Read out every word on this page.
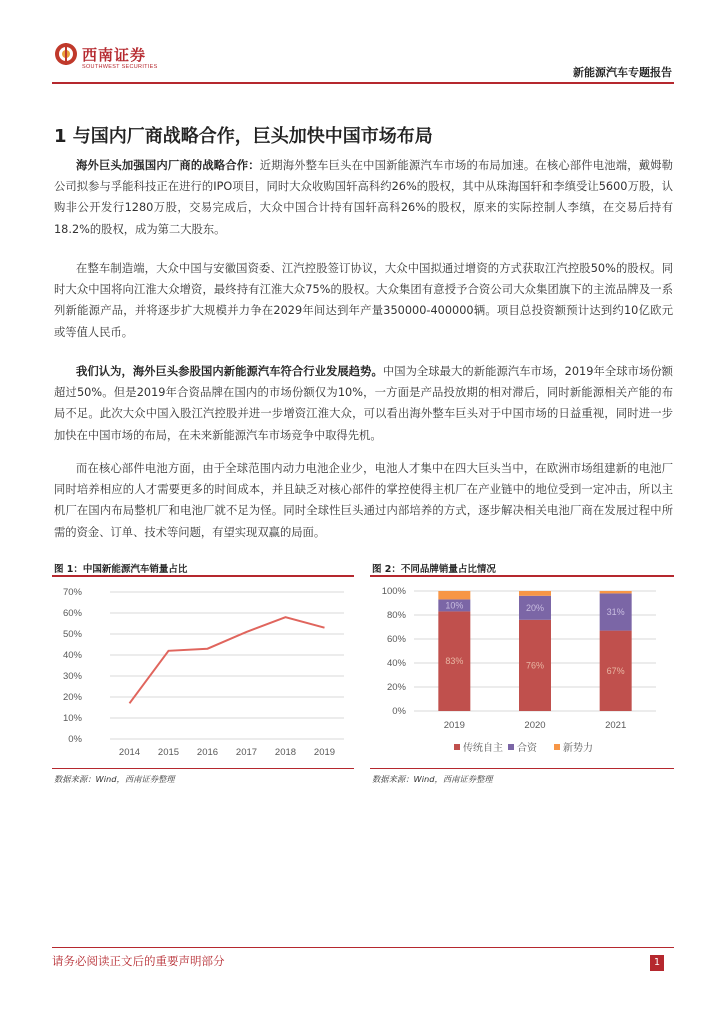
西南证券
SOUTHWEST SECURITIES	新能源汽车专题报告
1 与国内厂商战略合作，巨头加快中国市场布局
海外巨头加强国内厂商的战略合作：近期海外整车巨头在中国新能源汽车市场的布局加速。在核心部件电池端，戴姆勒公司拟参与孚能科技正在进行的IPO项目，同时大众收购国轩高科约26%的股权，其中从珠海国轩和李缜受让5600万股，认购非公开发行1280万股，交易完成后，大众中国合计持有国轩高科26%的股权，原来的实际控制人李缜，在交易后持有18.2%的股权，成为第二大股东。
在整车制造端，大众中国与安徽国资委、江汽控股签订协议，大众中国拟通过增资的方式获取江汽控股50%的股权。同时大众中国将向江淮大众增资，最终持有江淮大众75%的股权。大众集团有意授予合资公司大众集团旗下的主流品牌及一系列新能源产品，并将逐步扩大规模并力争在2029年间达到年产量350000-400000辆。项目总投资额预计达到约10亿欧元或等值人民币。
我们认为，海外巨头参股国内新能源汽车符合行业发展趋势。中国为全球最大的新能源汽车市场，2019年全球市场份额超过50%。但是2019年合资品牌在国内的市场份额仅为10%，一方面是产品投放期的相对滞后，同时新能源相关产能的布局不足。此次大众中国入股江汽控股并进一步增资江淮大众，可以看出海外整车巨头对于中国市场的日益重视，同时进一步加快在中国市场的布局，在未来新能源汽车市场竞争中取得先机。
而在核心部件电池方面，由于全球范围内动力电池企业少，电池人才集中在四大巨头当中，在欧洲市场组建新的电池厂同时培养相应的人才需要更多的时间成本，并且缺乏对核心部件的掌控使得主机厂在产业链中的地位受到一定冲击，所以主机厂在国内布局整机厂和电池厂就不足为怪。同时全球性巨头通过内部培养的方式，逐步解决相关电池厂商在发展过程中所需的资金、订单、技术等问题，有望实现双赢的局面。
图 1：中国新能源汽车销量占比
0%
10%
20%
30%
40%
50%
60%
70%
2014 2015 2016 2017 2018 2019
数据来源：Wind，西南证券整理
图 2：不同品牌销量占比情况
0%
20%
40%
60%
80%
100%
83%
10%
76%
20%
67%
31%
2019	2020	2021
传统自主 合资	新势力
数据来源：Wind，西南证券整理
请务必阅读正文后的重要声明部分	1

...

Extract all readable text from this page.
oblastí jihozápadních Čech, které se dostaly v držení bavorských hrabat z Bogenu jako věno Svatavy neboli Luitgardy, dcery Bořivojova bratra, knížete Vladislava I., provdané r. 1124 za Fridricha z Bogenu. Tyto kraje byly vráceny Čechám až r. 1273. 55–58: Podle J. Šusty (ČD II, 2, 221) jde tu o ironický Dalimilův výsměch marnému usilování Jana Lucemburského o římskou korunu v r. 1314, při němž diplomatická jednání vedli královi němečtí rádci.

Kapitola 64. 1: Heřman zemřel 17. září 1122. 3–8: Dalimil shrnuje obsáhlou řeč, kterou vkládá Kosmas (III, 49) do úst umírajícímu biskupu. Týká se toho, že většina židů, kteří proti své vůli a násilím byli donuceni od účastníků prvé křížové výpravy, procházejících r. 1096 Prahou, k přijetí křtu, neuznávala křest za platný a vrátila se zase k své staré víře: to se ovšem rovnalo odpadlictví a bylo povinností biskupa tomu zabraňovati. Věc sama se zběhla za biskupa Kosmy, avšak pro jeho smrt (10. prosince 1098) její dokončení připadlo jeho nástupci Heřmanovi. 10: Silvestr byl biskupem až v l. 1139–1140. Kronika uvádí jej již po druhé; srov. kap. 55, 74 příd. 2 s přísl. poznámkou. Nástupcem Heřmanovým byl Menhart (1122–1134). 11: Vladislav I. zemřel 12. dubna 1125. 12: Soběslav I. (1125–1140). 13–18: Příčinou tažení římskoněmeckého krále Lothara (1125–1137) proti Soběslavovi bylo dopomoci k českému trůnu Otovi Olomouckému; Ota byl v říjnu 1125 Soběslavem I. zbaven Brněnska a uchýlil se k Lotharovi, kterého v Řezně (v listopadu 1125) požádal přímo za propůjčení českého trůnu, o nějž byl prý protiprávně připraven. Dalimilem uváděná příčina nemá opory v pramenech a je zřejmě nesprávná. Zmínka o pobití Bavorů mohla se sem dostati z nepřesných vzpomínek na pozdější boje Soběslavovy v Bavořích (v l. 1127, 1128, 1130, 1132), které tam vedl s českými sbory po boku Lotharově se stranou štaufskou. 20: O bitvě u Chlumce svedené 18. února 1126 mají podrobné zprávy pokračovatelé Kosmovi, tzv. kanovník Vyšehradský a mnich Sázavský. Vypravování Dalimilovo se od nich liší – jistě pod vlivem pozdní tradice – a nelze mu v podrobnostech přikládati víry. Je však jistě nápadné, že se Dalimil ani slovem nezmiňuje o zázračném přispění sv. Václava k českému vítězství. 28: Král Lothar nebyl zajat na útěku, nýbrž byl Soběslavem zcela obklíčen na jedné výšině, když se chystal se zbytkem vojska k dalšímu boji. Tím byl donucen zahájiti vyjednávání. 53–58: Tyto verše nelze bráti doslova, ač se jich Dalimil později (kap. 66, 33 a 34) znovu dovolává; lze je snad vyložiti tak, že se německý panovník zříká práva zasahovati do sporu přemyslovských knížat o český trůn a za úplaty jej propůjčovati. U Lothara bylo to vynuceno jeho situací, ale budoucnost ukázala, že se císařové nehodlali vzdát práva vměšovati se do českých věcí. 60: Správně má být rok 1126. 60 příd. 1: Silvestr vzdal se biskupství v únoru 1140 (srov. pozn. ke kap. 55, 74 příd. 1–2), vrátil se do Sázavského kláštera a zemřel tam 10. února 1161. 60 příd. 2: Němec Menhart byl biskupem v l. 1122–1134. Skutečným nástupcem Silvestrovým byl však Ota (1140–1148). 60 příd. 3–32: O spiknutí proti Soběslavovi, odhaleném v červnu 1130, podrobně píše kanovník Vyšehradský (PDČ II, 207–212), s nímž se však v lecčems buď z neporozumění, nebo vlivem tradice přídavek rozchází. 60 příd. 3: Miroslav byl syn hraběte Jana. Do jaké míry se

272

...

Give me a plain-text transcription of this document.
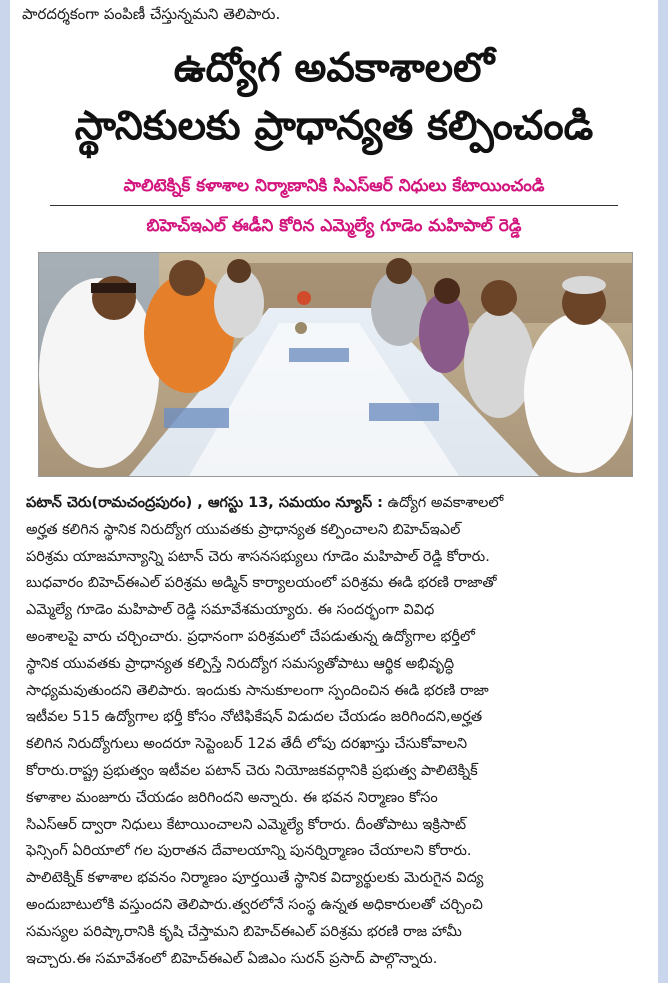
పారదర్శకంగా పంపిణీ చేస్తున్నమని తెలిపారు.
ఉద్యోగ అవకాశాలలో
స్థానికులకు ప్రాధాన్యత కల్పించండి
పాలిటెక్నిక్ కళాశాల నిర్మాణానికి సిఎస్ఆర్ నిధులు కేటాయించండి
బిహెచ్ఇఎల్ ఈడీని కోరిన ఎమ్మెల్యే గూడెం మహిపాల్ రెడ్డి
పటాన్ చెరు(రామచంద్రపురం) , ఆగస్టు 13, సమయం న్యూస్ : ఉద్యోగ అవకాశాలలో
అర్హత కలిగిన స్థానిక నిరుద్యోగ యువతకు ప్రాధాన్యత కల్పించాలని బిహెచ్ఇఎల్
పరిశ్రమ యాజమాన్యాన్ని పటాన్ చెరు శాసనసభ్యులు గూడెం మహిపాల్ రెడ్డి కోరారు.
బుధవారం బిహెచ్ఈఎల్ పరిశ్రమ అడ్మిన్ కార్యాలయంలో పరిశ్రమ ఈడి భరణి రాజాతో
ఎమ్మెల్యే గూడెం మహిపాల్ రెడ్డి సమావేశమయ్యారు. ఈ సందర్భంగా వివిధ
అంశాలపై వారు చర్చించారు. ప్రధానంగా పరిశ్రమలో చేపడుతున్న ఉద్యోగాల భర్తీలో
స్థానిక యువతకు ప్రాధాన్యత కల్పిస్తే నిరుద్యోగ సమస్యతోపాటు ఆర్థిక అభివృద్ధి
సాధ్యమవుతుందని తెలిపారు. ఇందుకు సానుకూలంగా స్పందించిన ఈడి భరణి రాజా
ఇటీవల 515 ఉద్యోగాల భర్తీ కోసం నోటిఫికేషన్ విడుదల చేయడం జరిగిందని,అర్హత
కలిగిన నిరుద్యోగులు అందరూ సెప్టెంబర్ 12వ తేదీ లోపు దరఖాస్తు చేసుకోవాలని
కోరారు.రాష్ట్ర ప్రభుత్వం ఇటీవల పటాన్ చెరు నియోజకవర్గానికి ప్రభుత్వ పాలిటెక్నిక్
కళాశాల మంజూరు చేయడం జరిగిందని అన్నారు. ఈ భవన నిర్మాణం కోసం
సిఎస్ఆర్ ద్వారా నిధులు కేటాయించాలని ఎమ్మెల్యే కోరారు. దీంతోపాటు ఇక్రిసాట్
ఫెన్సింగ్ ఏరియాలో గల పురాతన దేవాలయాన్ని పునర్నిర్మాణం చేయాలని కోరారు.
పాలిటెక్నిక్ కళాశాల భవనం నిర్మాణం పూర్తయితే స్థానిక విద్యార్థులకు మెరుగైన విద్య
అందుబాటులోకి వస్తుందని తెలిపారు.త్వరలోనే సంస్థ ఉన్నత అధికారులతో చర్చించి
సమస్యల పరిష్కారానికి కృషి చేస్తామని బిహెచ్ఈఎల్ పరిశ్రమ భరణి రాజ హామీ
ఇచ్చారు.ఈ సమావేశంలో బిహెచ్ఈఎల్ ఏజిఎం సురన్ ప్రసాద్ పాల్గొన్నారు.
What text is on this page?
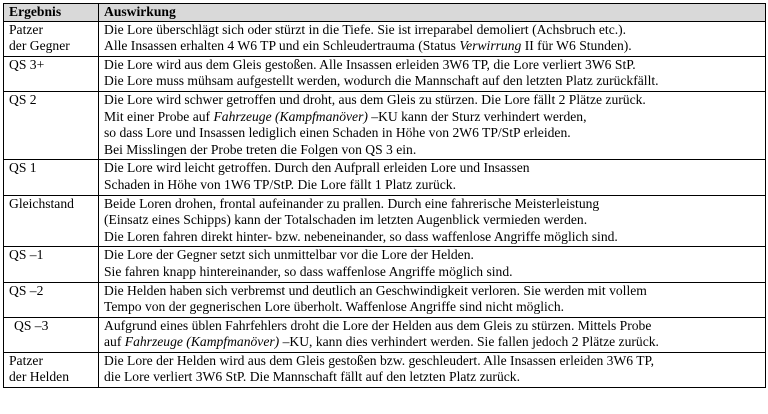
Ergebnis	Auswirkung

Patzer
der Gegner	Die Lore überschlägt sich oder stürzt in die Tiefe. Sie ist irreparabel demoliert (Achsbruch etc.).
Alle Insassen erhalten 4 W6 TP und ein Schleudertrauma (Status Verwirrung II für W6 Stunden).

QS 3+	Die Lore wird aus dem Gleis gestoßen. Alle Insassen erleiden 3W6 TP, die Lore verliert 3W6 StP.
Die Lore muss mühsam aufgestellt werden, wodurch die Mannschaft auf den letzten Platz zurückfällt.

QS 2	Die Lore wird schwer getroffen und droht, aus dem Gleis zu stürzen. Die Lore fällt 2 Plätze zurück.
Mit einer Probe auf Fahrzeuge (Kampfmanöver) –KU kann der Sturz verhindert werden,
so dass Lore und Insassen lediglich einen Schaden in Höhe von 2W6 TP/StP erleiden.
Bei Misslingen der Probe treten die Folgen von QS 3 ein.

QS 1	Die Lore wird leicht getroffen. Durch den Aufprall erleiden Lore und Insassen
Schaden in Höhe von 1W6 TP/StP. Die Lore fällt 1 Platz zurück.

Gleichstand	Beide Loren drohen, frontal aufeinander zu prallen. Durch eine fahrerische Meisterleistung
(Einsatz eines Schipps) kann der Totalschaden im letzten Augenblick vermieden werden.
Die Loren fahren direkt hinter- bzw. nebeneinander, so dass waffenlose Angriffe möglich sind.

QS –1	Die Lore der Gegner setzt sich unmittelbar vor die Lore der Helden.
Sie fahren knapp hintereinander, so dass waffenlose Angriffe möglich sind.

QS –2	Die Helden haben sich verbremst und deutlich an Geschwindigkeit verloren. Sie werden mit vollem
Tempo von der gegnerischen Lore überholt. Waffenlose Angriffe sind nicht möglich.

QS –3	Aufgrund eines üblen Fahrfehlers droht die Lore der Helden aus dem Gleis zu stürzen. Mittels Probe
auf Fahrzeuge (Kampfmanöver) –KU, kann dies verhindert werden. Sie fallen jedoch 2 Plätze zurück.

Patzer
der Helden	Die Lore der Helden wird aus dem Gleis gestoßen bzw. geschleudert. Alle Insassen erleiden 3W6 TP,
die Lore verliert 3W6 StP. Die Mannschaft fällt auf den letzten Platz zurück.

Work to do: How many of these lines contain "eines"? Write only the number.

Finished task: 2